-- begin --

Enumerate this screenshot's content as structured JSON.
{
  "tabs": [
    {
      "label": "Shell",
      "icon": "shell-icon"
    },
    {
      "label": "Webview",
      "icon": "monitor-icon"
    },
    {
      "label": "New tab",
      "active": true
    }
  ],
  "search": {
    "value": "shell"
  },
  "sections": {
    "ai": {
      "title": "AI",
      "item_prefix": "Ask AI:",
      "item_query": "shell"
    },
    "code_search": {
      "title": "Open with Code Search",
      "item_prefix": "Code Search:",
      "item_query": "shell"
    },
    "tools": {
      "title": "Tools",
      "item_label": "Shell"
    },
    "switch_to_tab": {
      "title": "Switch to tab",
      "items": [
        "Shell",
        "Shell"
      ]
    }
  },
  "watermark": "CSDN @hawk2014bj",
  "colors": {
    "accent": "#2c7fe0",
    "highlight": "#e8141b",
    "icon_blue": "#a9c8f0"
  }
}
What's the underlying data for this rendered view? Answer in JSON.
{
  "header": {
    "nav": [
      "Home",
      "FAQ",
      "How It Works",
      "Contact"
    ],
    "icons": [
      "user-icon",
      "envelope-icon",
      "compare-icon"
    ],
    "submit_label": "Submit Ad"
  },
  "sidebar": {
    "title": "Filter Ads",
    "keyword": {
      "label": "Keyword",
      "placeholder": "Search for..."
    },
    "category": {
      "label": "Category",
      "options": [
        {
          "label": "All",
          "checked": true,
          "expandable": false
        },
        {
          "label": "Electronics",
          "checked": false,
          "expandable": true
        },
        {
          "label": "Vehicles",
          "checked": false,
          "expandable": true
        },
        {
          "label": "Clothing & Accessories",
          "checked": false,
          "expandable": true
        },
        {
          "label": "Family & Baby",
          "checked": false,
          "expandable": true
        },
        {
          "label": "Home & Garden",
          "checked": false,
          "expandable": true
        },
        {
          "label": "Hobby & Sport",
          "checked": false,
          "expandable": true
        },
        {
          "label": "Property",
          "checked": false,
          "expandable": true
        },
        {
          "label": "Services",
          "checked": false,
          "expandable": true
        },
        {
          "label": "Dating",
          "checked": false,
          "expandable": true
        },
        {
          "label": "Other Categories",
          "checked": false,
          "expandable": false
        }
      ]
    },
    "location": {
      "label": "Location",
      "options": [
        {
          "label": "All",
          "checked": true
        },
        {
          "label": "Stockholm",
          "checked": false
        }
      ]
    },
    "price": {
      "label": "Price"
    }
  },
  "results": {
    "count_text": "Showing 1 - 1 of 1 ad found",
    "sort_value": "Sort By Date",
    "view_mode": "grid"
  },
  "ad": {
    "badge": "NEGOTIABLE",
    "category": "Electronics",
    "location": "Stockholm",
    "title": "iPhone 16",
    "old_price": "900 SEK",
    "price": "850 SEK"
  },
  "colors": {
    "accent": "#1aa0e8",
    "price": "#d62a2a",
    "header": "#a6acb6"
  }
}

-- end --

### Problem
Reproduce all the records precisely.

### Solution to the problem
Enumerate this screenshot's content as structured JSON.
{
  "tabs": [
    {
      "label": "Shell",
      "icon": "shell-icon"
    },
    {
      "label": "Webview",
      "icon": "monitor-icon"
    },
    {
      "label": "New tab",
      "active": true
    }
  ],
  "search": {
    "value": "shell"
  },
  "sections": {
    "ai": {
      "title": "AI",
      "item_prefix": "Ask AI:",
      "item_query": "shell"
    },
    "code_search": {
      "title": "Open with Code Search",
      "item_prefix": "Code Search:",
      "item_query": "shell"
    },
    "tools": {
      "title": "Tools",
      "item_label": "Shell"
    },
    "switch_to_tab": {
      "title": "Switch to tab",
      "items": [
        "Shell",
        "Shell"
      ]
    }
  },
  "watermark": "CSDN @hawk2014bj",
  "colors": {
    "accent": "#2c7fe0",
    "highlight": "#e8141b",
    "icon_blue": "#a9c8f0"
  }
}
What's the underlying data for this rendered view? Answer in JSON.
{
  "header": {
    "nav": [
      "Home",
      "FAQ",
      "How It Works",
      "Contact"
    ],
    "icons": [
      "user-icon",
      "envelope-icon",
      "compare-icon"
    ],
    "submit_label": "Submit Ad"
  },
  "sidebar": {
    "title": "Filter Ads",
    "keyword": {
      "label": "Keyword",
      "placeholder": "Search for..."
    },
    "category": {
      "label": "Category",
      "options": [
        {
          "label": "All",
          "checked": true,
          "expandable": false
        },
        {
          "label": "Electronics",
          "checked": false,
          "expandable": true
        },
        {
          "label": "Vehicles",
          "checked": false,
          "expandable": true
        },
        {
          "label": "Clothing & Accessories",
          "checked": false,
          "expandable": true
        },
        {
          "label": "Family & Baby",
          "checked": false,
          "expandable": true
        },
        {
          "label": "Home & Garden",
          "checked": false,
          "expandable": true
        },
        {
          "label": "Hobby & Sport",
          "checked": false,
          "expandable": true
        },
        {
          "label": "Property",
          "checked": false,
          "expandable": true
        },
        {
          "label": "Services",
          "checked": false,
          "expandable": true
        },
        {
          "label": "Dating",
          "checked": false,
          "expandable": true
        },
        {
          "label": "Other Categories",
          "checked": false,
          "expandable": false
        }
      ]
    },
    "location": {
      "label": "Location",
      "options": [
        {
          "label": "All",
          "checked": true
        },
        {
          "label": "Stockholm",
          "checked": false
        }
      ]
    },
    "price": {
      "label": "Price"
    }
  },
  "results": {
    "count_text": "Showing 1 - 1 of 1 ad found",
    "sort_value": "Sort By Date",
    "view_mode": "grid"
  },
  "ad": {
    "badge": "NEGOTIABLE",
    "category": "Electronics",
    "location": "Stockholm",
    "title": "iPhone 16",
    "old_price": "900 SEK",
    "price": "850 SEK"
  },
  "colors": {
    "accent": "#1aa0e8",
    "price": "#d62a2a",
    "header": "#a6acb6"
  }
}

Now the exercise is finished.